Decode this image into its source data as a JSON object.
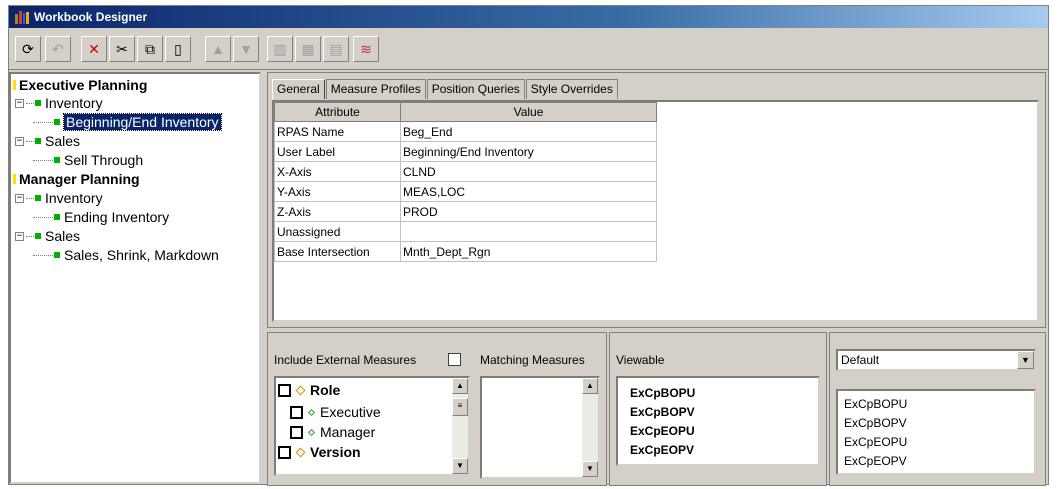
{
  "window": {
    "title": "Workbook Designer"
  },
  "toolbar": {
    "buttons": [
      "refresh-icon",
      "undo-icon",
      "delete-icon",
      "cut-icon",
      "copy-icon",
      "paste-icon",
      "move-up-icon",
      "move-down-icon",
      "library-icon",
      "grid-icon",
      "table-icon",
      "chart-icon"
    ]
  },
  "tree": {
    "groups": [
      {
        "label": "Executive Planning"
      },
      {
        "label": "Manager Planning"
      }
    ],
    "nodes": {
      "exec_inventory": "Inventory",
      "exec_beg_end": "Beginning/End Inventory",
      "exec_sales": "Sales",
      "exec_sell_through": "Sell Through",
      "mgr_inventory": "Inventory",
      "mgr_ending": "Ending Inventory",
      "mgr_sales": "Sales",
      "mgr_sales_shrink": "Sales, Shrink, Markdown"
    }
  },
  "tabs": [
    "General",
    "Measure Profiles",
    "Position Queries",
    "Style Overrides"
  ],
  "attr_table": {
    "headers": [
      "Attribute",
      "Value"
    ],
    "rows": [
      [
        "RPAS Name",
        "Beg_End"
      ],
      [
        "User Label",
        "Beginning/End Inventory"
      ],
      [
        "X-Axis",
        "CLND"
      ],
      [
        "Y-Axis",
        "MEAS,LOC"
      ],
      [
        "Z-Axis",
        "PROD"
      ],
      [
        "Unassigned",
        ""
      ],
      [
        "Base Intersection",
        "Mnth_Dept_Rgn"
      ]
    ]
  },
  "measures_panel": {
    "include_external_label": "Include External Measures",
    "matching_label": "Matching Measures",
    "role_items": [
      "Role",
      "Executive",
      "Manager",
      "Version"
    ]
  },
  "viewable": {
    "label": "Viewable",
    "items": [
      "ExCpBOPU",
      "ExCpBOPV",
      "ExCpEOPU",
      "ExCpEOPV"
    ]
  },
  "default_panel": {
    "select_value": "Default",
    "items": [
      "ExCpBOPU",
      "ExCpBOPV",
      "ExCpEOPU",
      "ExCpEOPV"
    ]
  }
}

------------------------

** WHAT THE TASK ASKS **
Quote every record above exactly, leaving out the pictures.

** THE OUTPUT **
Decode this image into its source data as a JSON object.
{
  "window": {
    "title": "Workbook Designer"
  },
  "toolbar": {
    "buttons": [
      "refresh-icon",
      "undo-icon",
      "delete-icon",
      "cut-icon",
      "copy-icon",
      "paste-icon",
      "move-up-icon",
      "move-down-icon",
      "library-icon",
      "grid-icon",
      "table-icon",
      "chart-icon"
    ]
  },
  "tree": {
    "groups": [
      {
        "label": "Executive Planning"
      },
      {
        "label": "Manager Planning"
      }
    ],
    "nodes": {
      "exec_inventory": "Inventory",
      "exec_beg_end": "Beginning/End Inventory",
      "exec_sales": "Sales",
      "exec_sell_through": "Sell Through",
      "mgr_inventory": "Inventory",
      "mgr_ending": "Ending Inventory",
      "mgr_sales": "Sales",
      "mgr_sales_shrink": "Sales, Shrink, Markdown"
    }
  },
  "tabs": [
    "General",
    "Measure Profiles",
    "Position Queries",
    "Style Overrides"
  ],
  "attr_table": {
    "headers": [
      "Attribute",
      "Value"
    ],
    "rows": [
      [
        "RPAS Name",
        "Beg_End"
      ],
      [
        "User Label",
        "Beginning/End Inventory"
      ],
      [
        "X-Axis",
        "CLND"
      ],
      [
        "Y-Axis",
        "MEAS,LOC"
      ],
      [
        "Z-Axis",
        "PROD"
      ],
      [
        "Unassigned",
        ""
      ],
      [
        "Base Intersection",
        "Mnth_Dept_Rgn"
      ]
    ]
  },
  "measures_panel": {
    "include_external_label": "Include External Measures",
    "matching_label": "Matching Measures",
    "role_items": [
      "Role",
      "Executive",
      "Manager",
      "Version"
    ]
  },
  "viewable": {
    "label": "Viewable",
    "items": [
      "ExCpBOPU",
      "ExCpBOPV",
      "ExCpEOPU",
      "ExCpEOPV"
    ]
  },
  "default_panel": {
    "select_value": "Default",
    "items": [
      "ExCpBOPU",
      "ExCpBOPV",
      "ExCpEOPU",
      "ExCpEOPV"
    ]
  }
}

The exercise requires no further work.